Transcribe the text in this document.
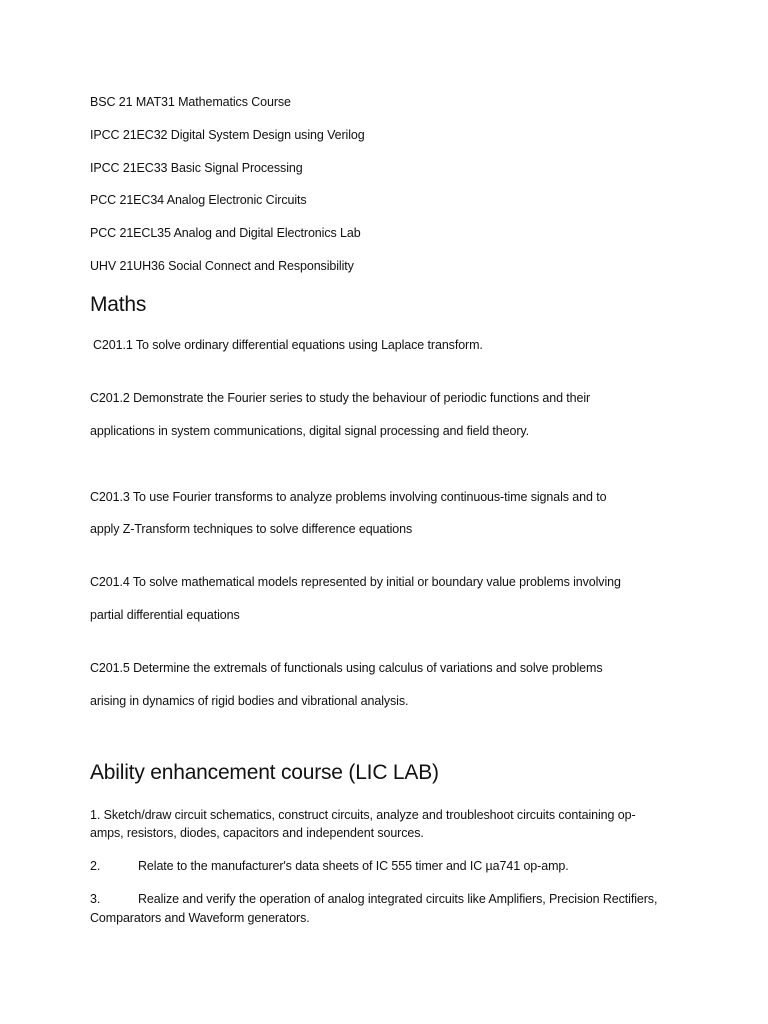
BSC 21 MAT31 Mathematics Course
IPCC 21EC32 Digital System Design using Verilog
IPCC 21EC33 Basic Signal Processing
PCC 21EC34 Analog Electronic Circuits
PCC 21ECL35 Analog and Digital Electronics Lab
UHV 21UH36 Social Connect and Responsibility
Maths
C201.1 To solve ordinary differential equations using Laplace transform.
C201.2 Demonstrate the Fourier series to study the behaviour of periodic functions and their
applications in system communications, digital signal processing and field theory.
C201.3 To use Fourier transforms to analyze problems involving continuous-time signals and to
apply Z-Transform techniques to solve difference equations
C201.4 To solve mathematical models represented by initial or boundary value problems involving
partial differential equations
C201.5 Determine the extremals of functionals using calculus of variations and solve problems
arising in dynamics of rigid bodies and vibrational analysis.
Ability enhancement course (LIC LAB)
1. Sketch/draw circuit schematics, construct circuits, analyze and troubleshoot circuits containing op-amps, resistors, diodes, capacitors and independent sources.
2.	Relate to the manufacturer's data sheets of IC 555 timer and IC µa741 op-amp.
3.	Realize and verify the operation of analog integrated circuits like Amplifiers, Precision Rectifiers,
Comparators and Waveform generators.
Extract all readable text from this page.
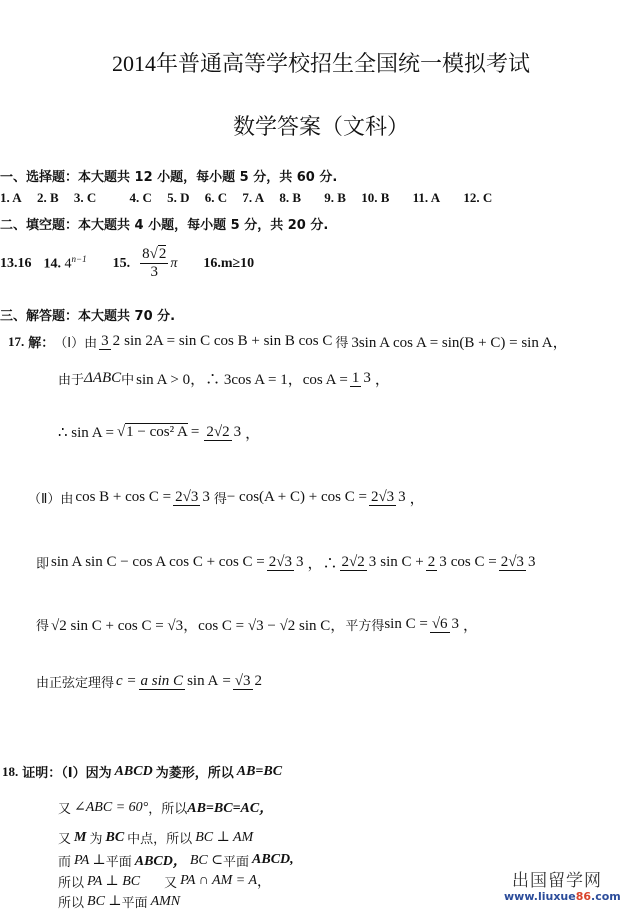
2014年普通高等学校招生全国统一模拟考试
数学答案（文科）
一、选择题：本大题共 12 小题，每小题 5 分，共 60 分.
1. A 2. B 3. C	4. C 5. D 6. C 7. A 8. B 9. B 10. B 11. A 12. C
二、填空题：本大题共 4 小题，每小题 5 分，共 20 分.
13.16 14. $4^{n-1}$ 15. $\frac{8√2}{3}$ π 16.m≥10
三、解答题：本大题共 70 分.
17. 解： （Ⅰ） 由 3 2 sin 2A = sin C cos B + sin B cos C 得 3sin A cos A = sin(B + C) = sin A，
由于 ΔABC 中 sin A > 0，∴ 3cos A = 1，cos A = 1 3 ，
∴ sin A = √ 1 − cos² A = 2√2 3 ，
（Ⅱ） 由 cos B + cos C = 2√3 3 得 − cos(A + C) + cos C = 2√3 3 ，
即 sin A sin C − cos A cos C + cos C = 2√3 3 ，∴ 2√2 3 sin C + 2 3 cos C = 2√3 3
得 √2 sin C + cos C = √3，cos C = √3 − √2 sin C， 平方得 sin C = √6 3 ，
由正弦定理得 c = a sin C sin A = √3 2
18. 证明：（Ⅰ）因为 ABCD 为菱形，所以 AB=BC
又 ∠ABC = 60° ，所以 AB=BC=AC，
又 M 为 BC 中点，所以 BC ⊥ AM
而 PA ⊥ 平面 ABCD， BC ⊂ 平面 ABCD,
所以 PA ⊥ BC 又 PA ∩ AM = A ，
所以 BC ⊥ 平面 AMN
出国留学网
www.liuxue86.com
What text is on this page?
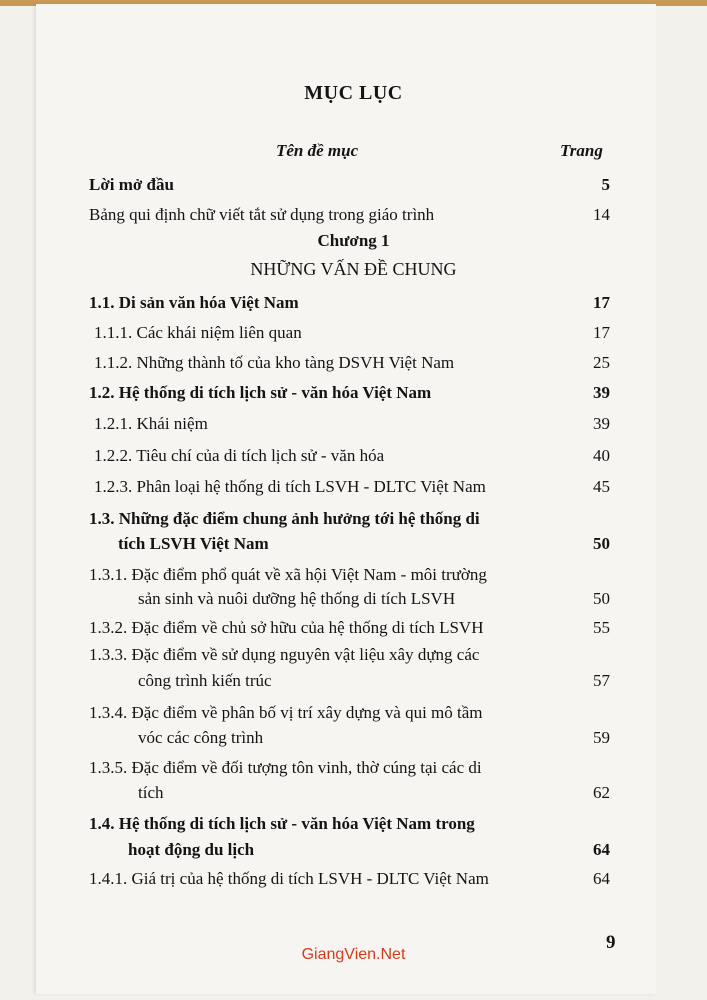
MỤC LỤC
Tên đề mục	Trang
Lời mở đầu	5
Bảng qui định chữ viết tắt sử dụng trong giáo trình	14
Chương 1
NHỮNG VẤN ĐỀ CHUNG
1.1. Di sản văn hóa Việt Nam	17
1.1.1. Các khái niệm liên quan	17
1.1.2. Những thành tố của kho tàng DSVH Việt Nam	25
1.2. Hệ thống di tích lịch sử - văn hóa Việt Nam	39
1.2.1. Khái niệm	39
1.2.2. Tiêu chí của di tích lịch sử - văn hóa	40
1.2.3. Phân loại hệ thống di tích LSVH - DLTC Việt Nam	45
1.3. Những đặc điểm chung ảnh hưởng tới hệ thống di
tích LSVH Việt Nam	50
1.3.1. Đặc điểm phổ quát về xã hội Việt Nam - môi trường
sản sinh và nuôi dưỡng hệ thống di tích LSVH	50
1.3.2. Đặc điểm về chủ sở hữu của hệ thống di tích LSVH	55
1.3.3. Đặc điểm về sử dụng nguyên vật liệu xây dựng các
công trình kiến trúc	57
1.3.4. Đặc điểm về phân bố vị trí xây dựng và qui mô tầm
vóc các công trình	59
1.3.5. Đặc điểm về đối tượng tôn vinh, thờ cúng tại các di
tích	62
1.4. Hệ thống di tích lịch sử - văn hóa Việt Nam trong
hoạt động du lịch	64
1.4.1. Giá trị của hệ thống di tích LSVH - DLTC Việt Nam	64
9
GiangVien.Net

☆ ☆ ☆ ☆

Given request =>
Copy every single line of the material above that holds "ABCD".

The output =>
18. 证明：（Ⅰ）因为 ABCD 为菱形，所以 AB=BC
而 PA ⊥ 平面 ABCD， BC ⊂ 平面 ABCD,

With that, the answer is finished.